(Records from a data source)
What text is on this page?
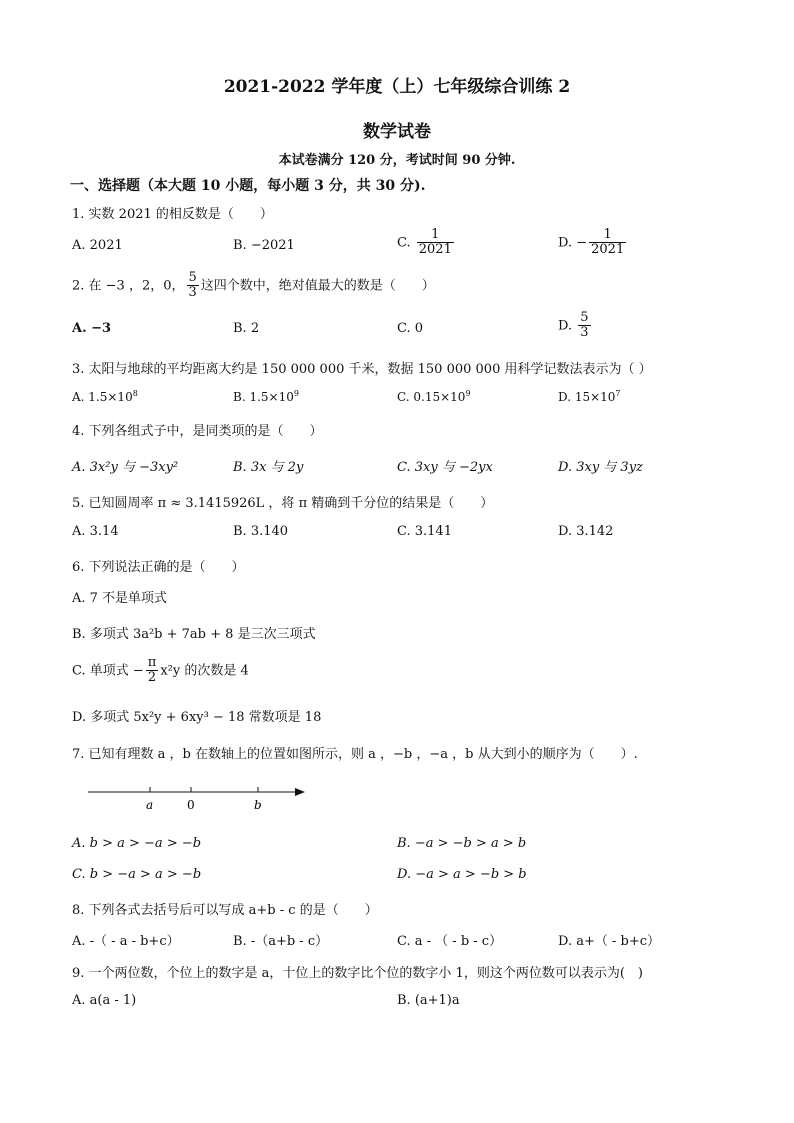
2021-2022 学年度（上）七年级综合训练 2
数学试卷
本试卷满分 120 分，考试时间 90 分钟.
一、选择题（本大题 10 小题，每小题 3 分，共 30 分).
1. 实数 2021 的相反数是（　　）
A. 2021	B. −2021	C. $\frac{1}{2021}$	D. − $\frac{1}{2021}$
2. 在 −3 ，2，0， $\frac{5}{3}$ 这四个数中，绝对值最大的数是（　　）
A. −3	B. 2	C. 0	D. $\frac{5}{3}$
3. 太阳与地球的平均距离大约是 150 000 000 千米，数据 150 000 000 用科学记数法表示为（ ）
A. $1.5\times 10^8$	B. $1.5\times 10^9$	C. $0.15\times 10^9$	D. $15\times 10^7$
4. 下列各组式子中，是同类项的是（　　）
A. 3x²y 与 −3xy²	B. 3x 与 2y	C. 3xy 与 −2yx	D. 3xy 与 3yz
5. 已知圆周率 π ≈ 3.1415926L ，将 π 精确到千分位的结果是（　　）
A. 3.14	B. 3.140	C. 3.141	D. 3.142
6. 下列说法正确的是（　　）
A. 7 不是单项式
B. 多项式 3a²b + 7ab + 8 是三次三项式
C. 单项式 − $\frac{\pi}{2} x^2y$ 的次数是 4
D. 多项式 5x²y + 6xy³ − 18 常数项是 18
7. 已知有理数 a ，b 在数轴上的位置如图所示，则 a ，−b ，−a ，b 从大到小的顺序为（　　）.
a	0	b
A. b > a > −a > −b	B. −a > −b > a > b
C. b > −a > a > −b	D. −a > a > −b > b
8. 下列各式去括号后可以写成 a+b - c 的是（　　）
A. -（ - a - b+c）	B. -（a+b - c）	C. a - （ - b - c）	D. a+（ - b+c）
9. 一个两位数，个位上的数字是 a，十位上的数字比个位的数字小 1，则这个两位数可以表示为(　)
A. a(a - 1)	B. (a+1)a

...

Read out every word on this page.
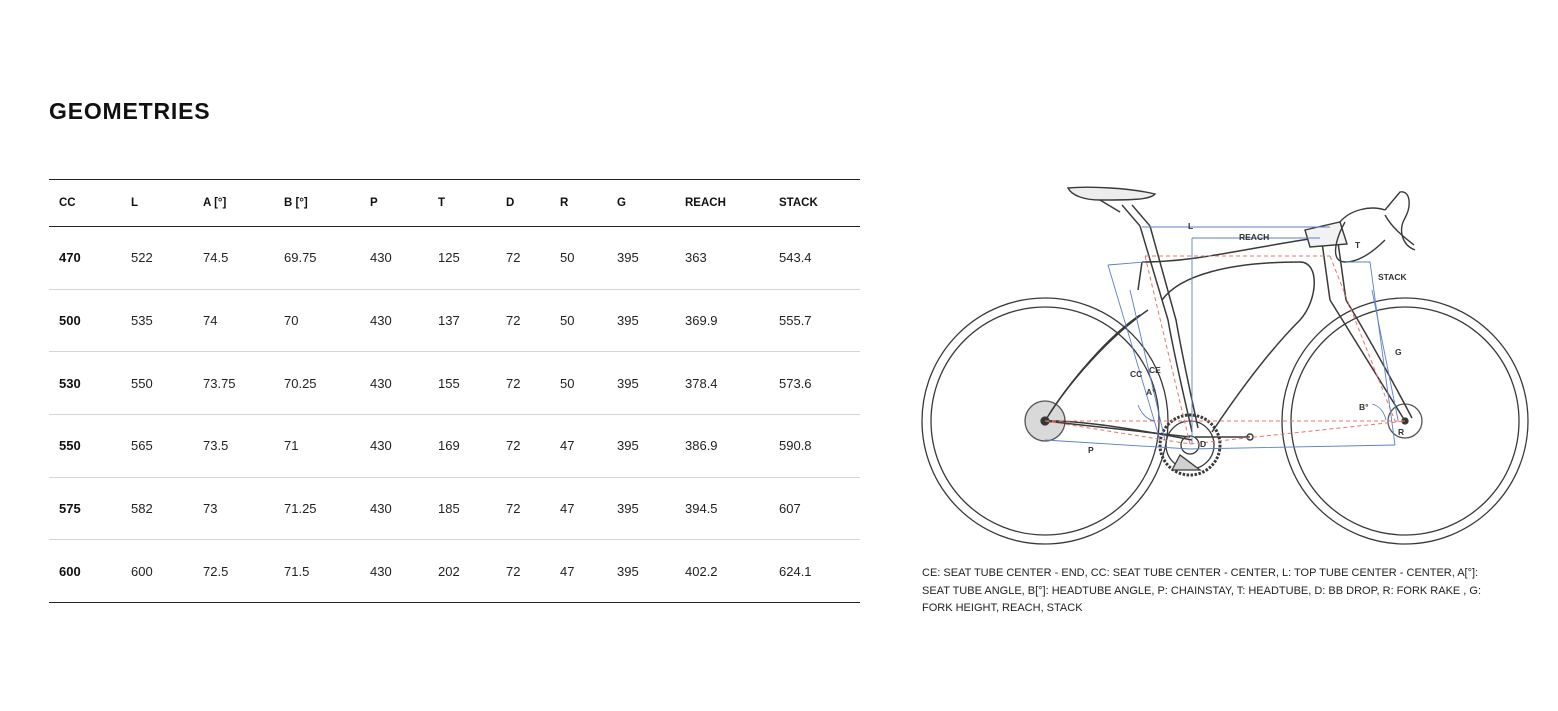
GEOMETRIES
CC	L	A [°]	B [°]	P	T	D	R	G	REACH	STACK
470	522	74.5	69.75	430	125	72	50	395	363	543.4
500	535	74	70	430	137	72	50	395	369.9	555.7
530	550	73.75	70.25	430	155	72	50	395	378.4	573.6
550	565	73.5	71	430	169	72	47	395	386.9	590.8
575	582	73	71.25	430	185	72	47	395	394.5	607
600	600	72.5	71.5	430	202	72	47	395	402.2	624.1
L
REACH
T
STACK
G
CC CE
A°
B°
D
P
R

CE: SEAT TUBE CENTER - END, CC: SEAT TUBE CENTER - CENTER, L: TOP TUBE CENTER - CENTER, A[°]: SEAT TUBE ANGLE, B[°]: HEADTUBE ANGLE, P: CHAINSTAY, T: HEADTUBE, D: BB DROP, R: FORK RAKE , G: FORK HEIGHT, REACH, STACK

==

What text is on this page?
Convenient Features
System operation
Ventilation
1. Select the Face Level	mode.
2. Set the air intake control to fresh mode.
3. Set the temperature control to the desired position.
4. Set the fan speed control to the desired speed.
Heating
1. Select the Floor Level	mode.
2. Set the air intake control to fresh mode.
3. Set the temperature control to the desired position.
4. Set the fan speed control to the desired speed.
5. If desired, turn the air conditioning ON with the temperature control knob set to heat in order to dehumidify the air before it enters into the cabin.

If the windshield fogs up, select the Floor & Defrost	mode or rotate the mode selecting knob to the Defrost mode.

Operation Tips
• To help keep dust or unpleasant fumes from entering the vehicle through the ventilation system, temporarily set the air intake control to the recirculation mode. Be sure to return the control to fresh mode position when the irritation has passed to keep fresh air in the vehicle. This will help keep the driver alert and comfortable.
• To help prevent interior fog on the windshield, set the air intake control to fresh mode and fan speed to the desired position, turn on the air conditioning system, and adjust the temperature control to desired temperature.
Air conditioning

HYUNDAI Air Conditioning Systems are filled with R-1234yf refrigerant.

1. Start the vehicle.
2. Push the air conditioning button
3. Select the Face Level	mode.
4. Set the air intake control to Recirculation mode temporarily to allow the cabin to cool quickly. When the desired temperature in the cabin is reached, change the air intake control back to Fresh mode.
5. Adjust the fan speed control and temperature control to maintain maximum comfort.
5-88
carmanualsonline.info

### Task brief
Extract all lines that hold the word "with".

### Answer
5. If desired, turn the air conditioning ON with the temperature control knob set to heat in order to dehumidify the air before it enters into the cabin.
HYUNDAI Air Conditioning Systems are filled with R-1234yf refrigerant.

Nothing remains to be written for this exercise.